▶ To do:
Using the material below, copy every line where "Gazette" appears.

Dataset entries
==================================================

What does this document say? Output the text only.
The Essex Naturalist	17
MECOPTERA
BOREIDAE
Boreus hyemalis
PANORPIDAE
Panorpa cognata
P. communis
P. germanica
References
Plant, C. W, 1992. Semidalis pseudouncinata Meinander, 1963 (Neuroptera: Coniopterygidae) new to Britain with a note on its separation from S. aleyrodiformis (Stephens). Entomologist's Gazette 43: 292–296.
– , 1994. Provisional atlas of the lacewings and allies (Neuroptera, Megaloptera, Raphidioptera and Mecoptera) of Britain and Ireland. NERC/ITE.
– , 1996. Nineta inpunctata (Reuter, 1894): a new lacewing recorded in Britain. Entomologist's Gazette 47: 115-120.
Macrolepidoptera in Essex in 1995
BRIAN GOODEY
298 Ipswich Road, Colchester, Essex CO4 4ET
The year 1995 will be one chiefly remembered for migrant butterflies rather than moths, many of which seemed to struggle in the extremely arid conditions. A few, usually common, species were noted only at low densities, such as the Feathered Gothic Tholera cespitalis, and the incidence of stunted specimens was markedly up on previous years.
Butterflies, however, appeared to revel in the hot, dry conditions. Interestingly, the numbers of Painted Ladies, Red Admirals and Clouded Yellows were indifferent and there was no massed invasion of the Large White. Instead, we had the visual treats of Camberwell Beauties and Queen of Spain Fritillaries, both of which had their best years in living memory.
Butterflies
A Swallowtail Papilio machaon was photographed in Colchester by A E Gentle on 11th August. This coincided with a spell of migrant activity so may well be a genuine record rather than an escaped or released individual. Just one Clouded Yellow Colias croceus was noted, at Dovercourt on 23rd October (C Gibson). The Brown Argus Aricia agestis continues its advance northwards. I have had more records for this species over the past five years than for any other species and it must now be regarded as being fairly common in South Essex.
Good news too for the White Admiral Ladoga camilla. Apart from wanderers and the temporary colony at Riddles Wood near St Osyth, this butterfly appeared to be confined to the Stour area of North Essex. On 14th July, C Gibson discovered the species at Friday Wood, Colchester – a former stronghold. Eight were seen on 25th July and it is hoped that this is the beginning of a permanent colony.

==================================================

▶ Solution to this problem:
Plant, C. W, 1992. Semidalis pseudouncinata Meinander, 1963 (Neuroptera: Coniopterygidae) new to Britain with a note on its separation from S. aleyrodiformis (Stephens). Entomologist's Gazette 43: 292–296.
– , 1996. Nineta inpunctata (Reuter, 1894): a new lacewing recorded in Britain. Entomologist's Gazette 47: 115-120.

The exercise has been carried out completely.